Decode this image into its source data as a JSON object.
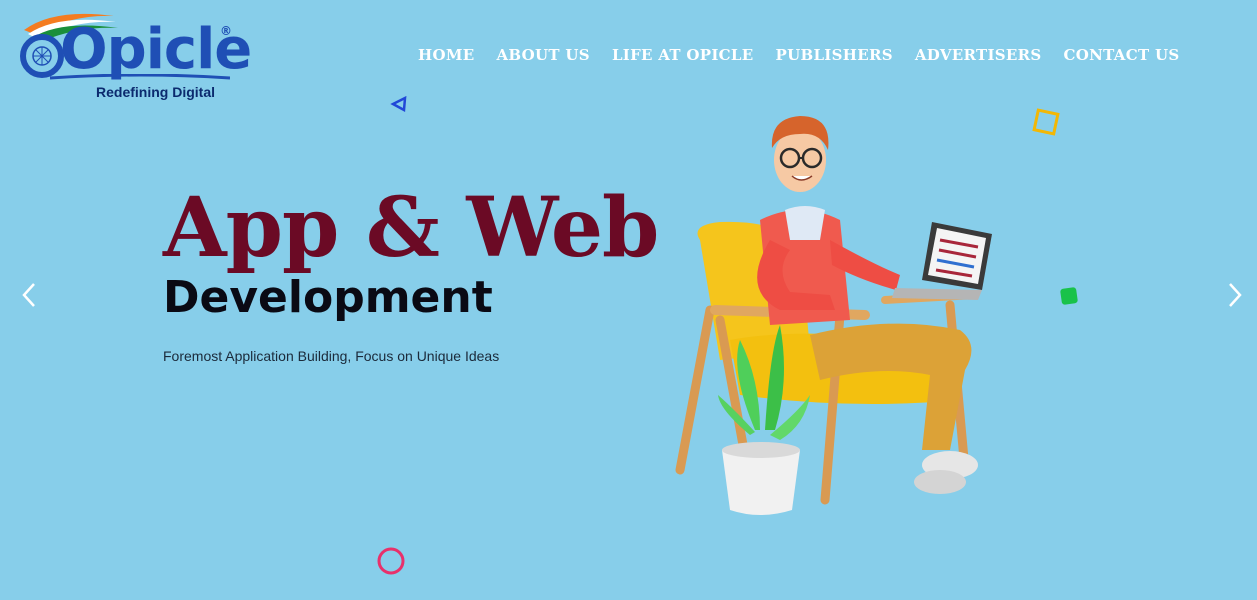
{
  "brand": {
    "name": "Opicle",
    "registered": "®",
    "tagline": "Redefining Digital",
    "colors": {
      "primary": "#1f4fb5",
      "saffron": "#f47c20",
      "green": "#1a8f3a"
    }
  },
  "nav": {
    "items": [
      {
        "label": "HOME"
      },
      {
        "label": "ABOUT US"
      },
      {
        "label": "LIFE AT OPICLE"
      },
      {
        "label": "PUBLISHERS"
      },
      {
        "label": "ADVERTISERS"
      },
      {
        "label": "CONTACT US"
      }
    ]
  },
  "hero": {
    "title": "App & Web",
    "subtitle": "Development",
    "description": "Foremost Application Building, Focus on Unique Ideas",
    "colors": {
      "background": "#87ceea",
      "title": "#6b0a25",
      "subtitle": "#0a0a14"
    }
  },
  "slider": {
    "prev_icon": "chevron-left-icon",
    "next_icon": "chevron-right-icon"
  },
  "illustration": {
    "name": "developer-on-chair-illustration"
  }
}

SHORT TASK =
Transcribe the whole listing exactly. Pictures stay out of your copy.

COMPLETED TASK =
Decode this image into its source data as a JSON object.
{
  "brand": {
    "name": "Opicle",
    "registered": "®",
    "tagline": "Redefining Digital",
    "colors": {
      "primary": "#1f4fb5",
      "saffron": "#f47c20",
      "green": "#1a8f3a"
    }
  },
  "nav": {
    "items": [
      {
        "label": "HOME"
      },
      {
        "label": "ABOUT US"
      },
      {
        "label": "LIFE AT OPICLE"
      },
      {
        "label": "PUBLISHERS"
      },
      {
        "label": "ADVERTISERS"
      },
      {
        "label": "CONTACT US"
      }
    ]
  },
  "hero": {
    "title": "App & Web",
    "subtitle": "Development",
    "description": "Foremost Application Building, Focus on Unique Ideas",
    "colors": {
      "background": "#87ceea",
      "title": "#6b0a25",
      "subtitle": "#0a0a14"
    }
  },
  "slider": {
    "prev_icon": "chevron-left-icon",
    "next_icon": "chevron-right-icon"
  },
  "illustration": {
    "name": "developer-on-chair-illustration"
  }
}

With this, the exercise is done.